(Stored records):
╔══

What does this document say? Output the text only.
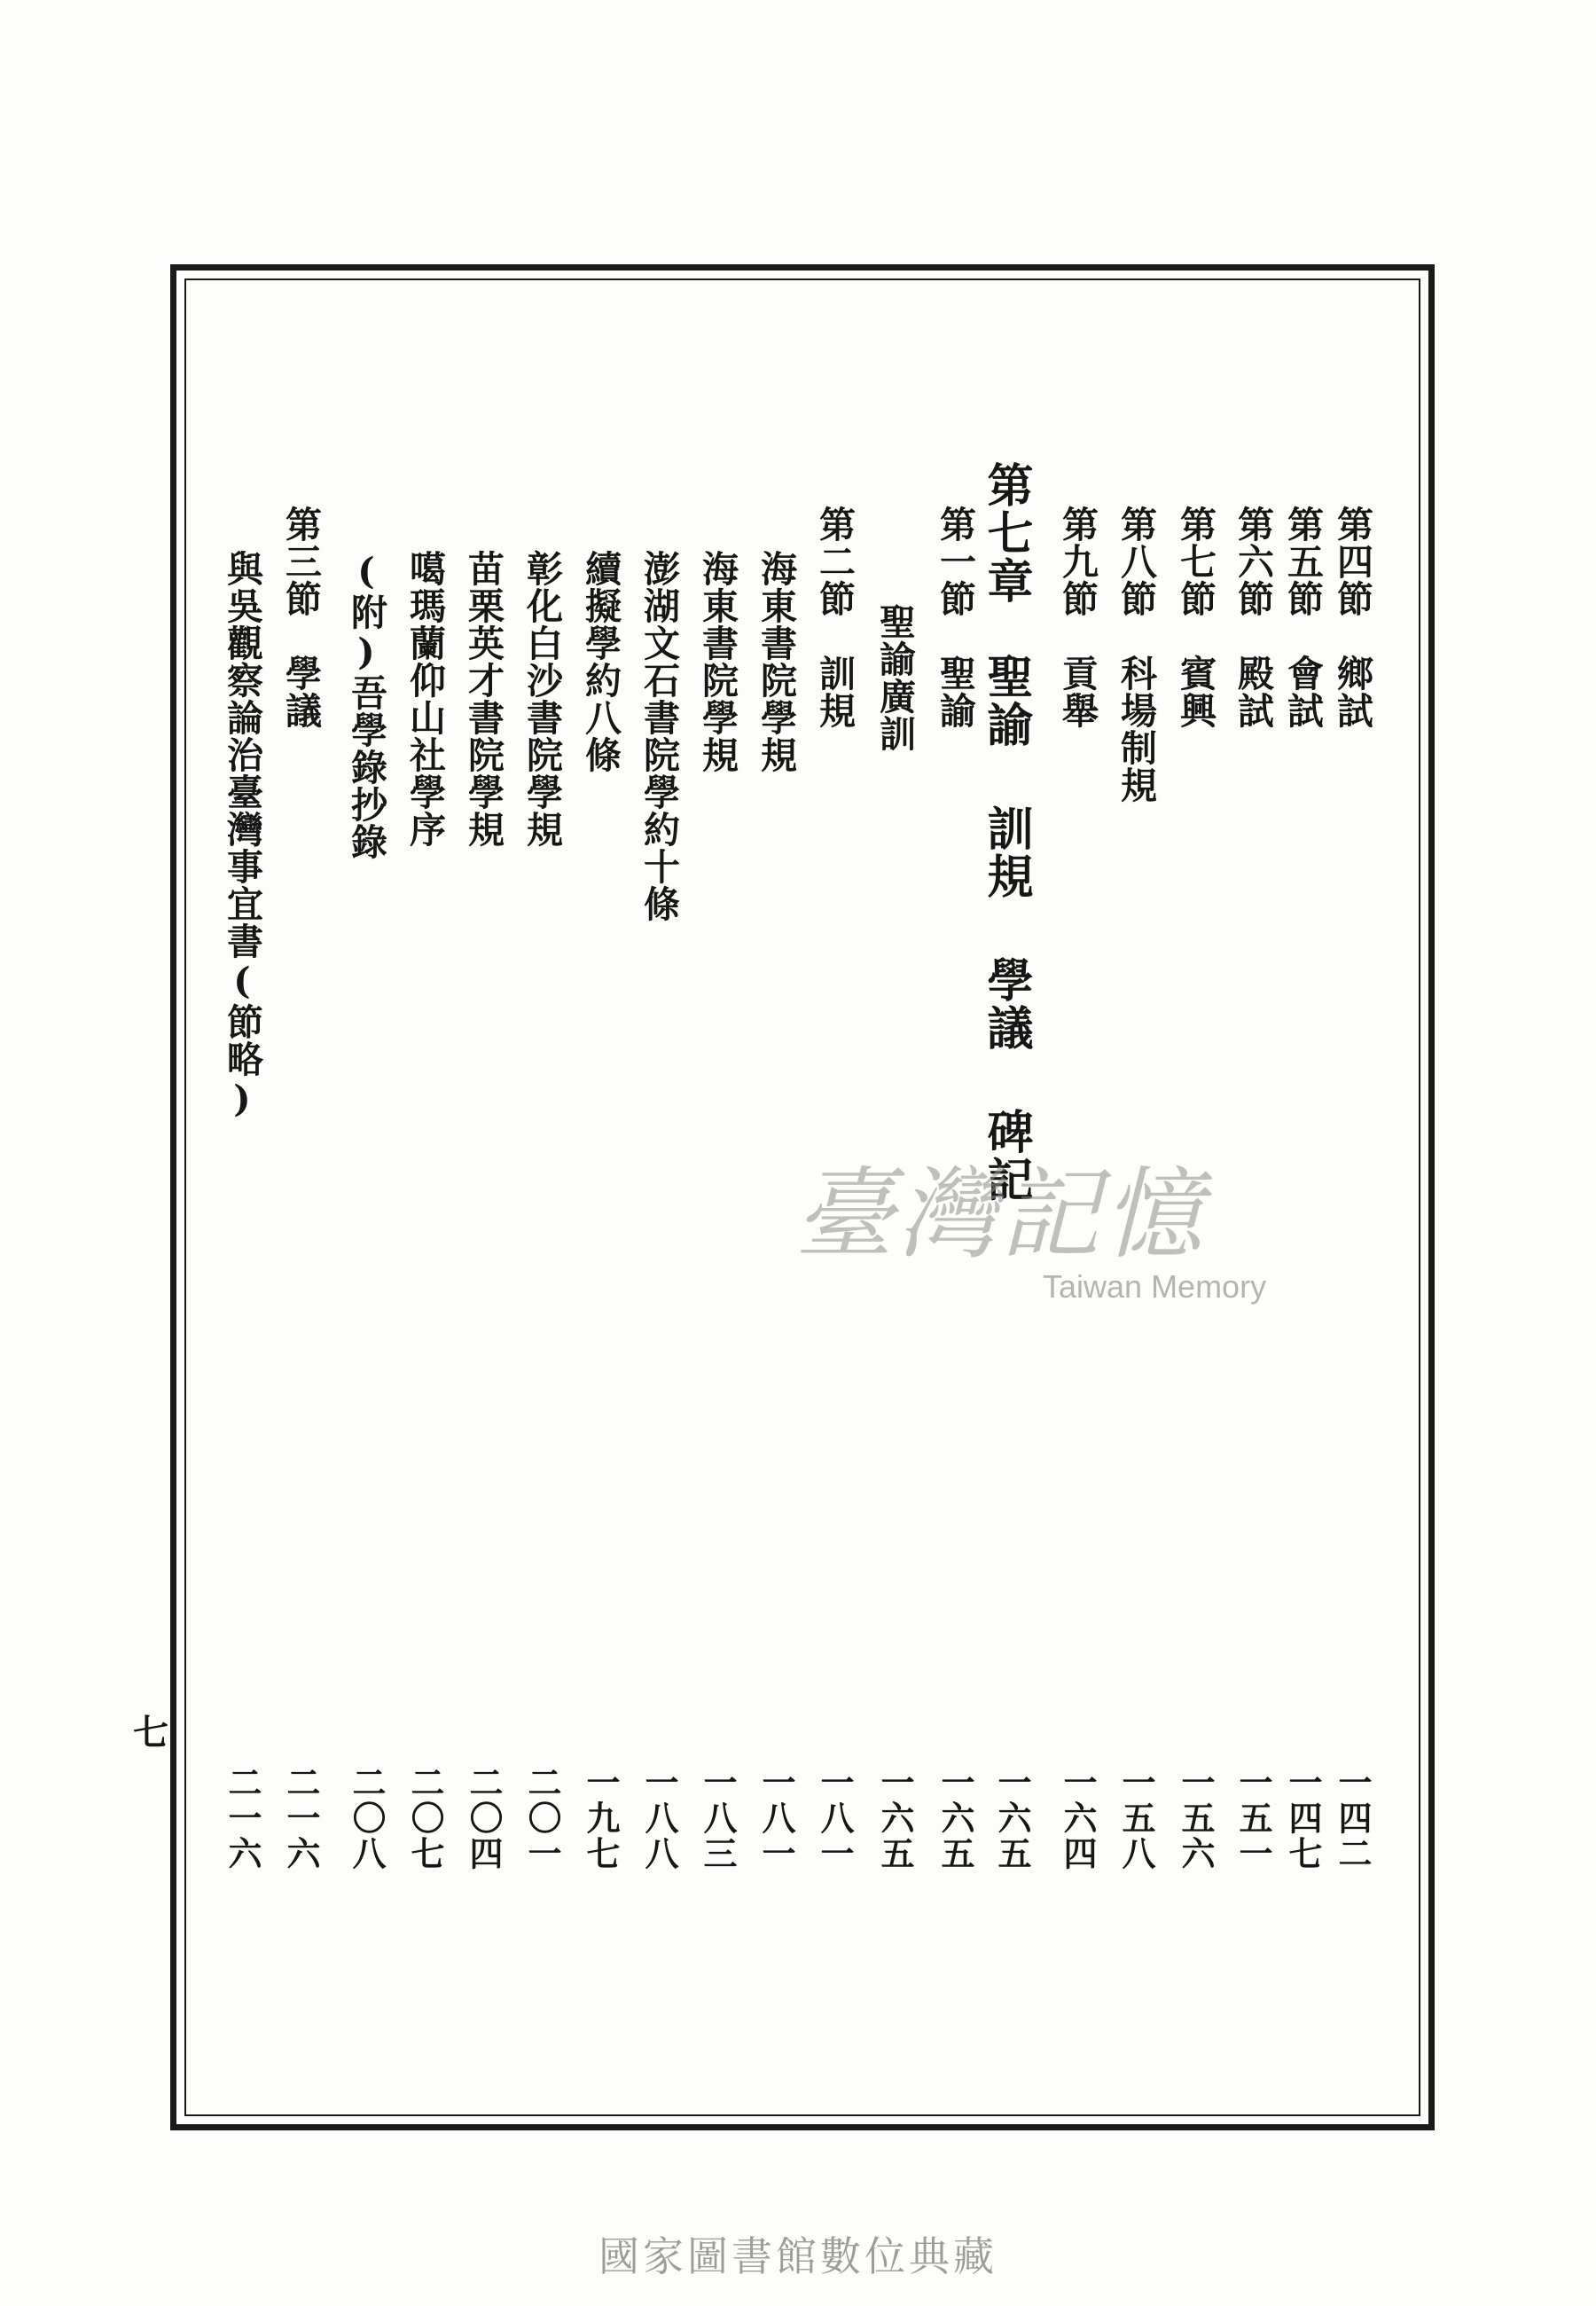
第四節　鄉試
第五節　會試
第六節　殿試
第七節　賓興
第八節　科場制規
第九節　貢舉
第七章　聖諭 訓規 學議 碑記
第一節　聖諭
聖諭廣訓
第二節　訓規
海東書院學規
海東書院學規
澎湖文石書院學約十條
續擬學約八條
彰化白沙書院學規
苗栗英才書院學規
噶瑪蘭仰山社學序
(附)吾學錄抄錄
第三節　學議
與吳觀察論治臺灣事宜書(節略)
一四二
一四七
一五一
一五六
一五八
一六四
一六五
一六五
一六五
一八一
一八一
一八三
一八八
一九七
二〇一
二〇四
二〇七
二〇八
二一六
二一六
七
臺灣記憶
Taiwan Memory
國家圖書館數位典藏
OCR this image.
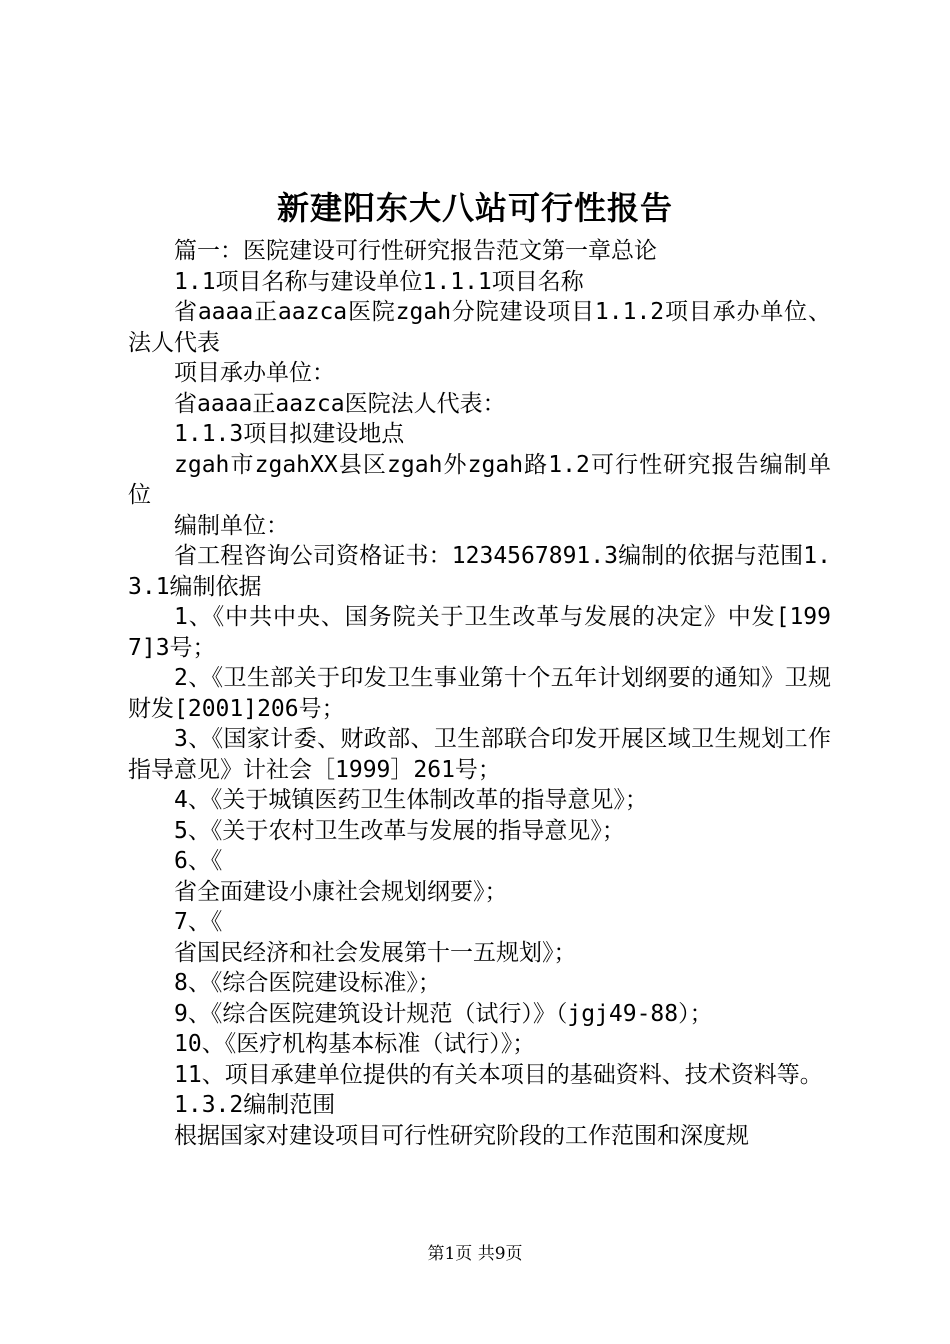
新建阳东大八站可行性报告

篇一：医院建设可行性研究报告范文第一章总论

1.1项目名称与建设单位1.1.1项目名称

省aaaa正aazca医院zgah分院建设项目1.1.2项目承办单位、法人代表

项目承办单位：

省aaaa正aazca医院法人代表：

1.1.3项目拟建设地点

zgah市zgahXX县区zgah外zgah路1.2可行性研究报告编制单位

编制单位：

省工程咨询公司资格证书：1234567891.3编制的依据与范围1.3.1编制依据

1、《中共中央、国务院关于卫生改革与发展的决定》中发[1997]3号；

2、《卫生部关于印发卫生事业第十个五年计划纲要的通知》卫规财发[2001]206号；

3、《国家计委、财政部、卫生部联合印发开展区域卫生规划工作指导意见》计社会［1999］261号；

4、《关于城镇医药卫生体制改革的指导意见》；

5、《关于农村卫生改革与发展的指导意见》；

6、《

省全面建设小康社会规划纲要》；

7、《

省国民经济和社会发展第十一五规划》；

8、《综合医院建设标准》；

9、《综合医院建筑设计规范（试行）》（jgj49-88）；

10、《医疗机构基本标准（试行）》；

11、项目承建单位提供的有关本项目的基础资料、技术资料等。

1.3.2编制范围

根据国家对建设项目可行性研究阶段的工作范围和深度规

第1页 共9页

╚══

(Problem description): Retype every record above exactly as written, but leave out the pictures.

(The response):
What does this document say? Output the text only.
第四節　鄉試
第五節　會試
第六節　殿試
第七節　賓興
第八節　科場制規
第九節　貢舉
第七章　聖諭 訓規 學議 碑記
第一節　聖諭
聖諭廣訓
第二節　訓規
海東書院學規
海東書院學規
澎湖文石書院學約十條
續擬學約八條
彰化白沙書院學規
苗栗英才書院學規
噶瑪蘭仰山社學序
(附)吾學錄抄錄
第三節　學議
與吳觀察論治臺灣事宜書(節略)
一四二
一四七
一五一
一五六
一五八
一六四
一六五
一六五
一六五
一八一
一八一
一八三
一八八
一九七
二〇一
二〇四
二〇七
二〇八
二一六
二一六
七
臺灣記憶
Taiwan Memory
國家圖書館數位典藏
OCR this image.
新建阳东大八站可行性报告

篇一：医院建设可行性研究报告范文第一章总论

1.1项目名称与建设单位1.1.1项目名称

省aaaa正aazca医院zgah分院建设项目1.1.2项目承办单位、法人代表

项目承办单位：

省aaaa正aazca医院法人代表：

1.1.3项目拟建设地点

zgah市zgahXX县区zgah外zgah路1.2可行性研究报告编制单位

编制单位：

省工程咨询公司资格证书：1234567891.3编制的依据与范围1.3.1编制依据

1、《中共中央、国务院关于卫生改革与发展的决定》中发[1997]3号；

2、《卫生部关于印发卫生事业第十个五年计划纲要的通知》卫规财发[2001]206号；

3、《国家计委、财政部、卫生部联合印发开展区域卫生规划工作指导意见》计社会［1999］261号；

4、《关于城镇医药卫生体制改革的指导意见》；

5、《关于农村卫生改革与发展的指导意见》；

6、《

省全面建设小康社会规划纲要》；

7、《

省国民经济和社会发展第十一五规划》；

8、《综合医院建设标准》；

9、《综合医院建筑设计规范（试行）》（jgj49-88）；

10、《医疗机构基本标准（试行）》；

11、项目承建单位提供的有关本项目的基础资料、技术资料等。

1.3.2编制范围

根据国家对建设项目可行性研究阶段的工作范围和深度规

第1页 共9页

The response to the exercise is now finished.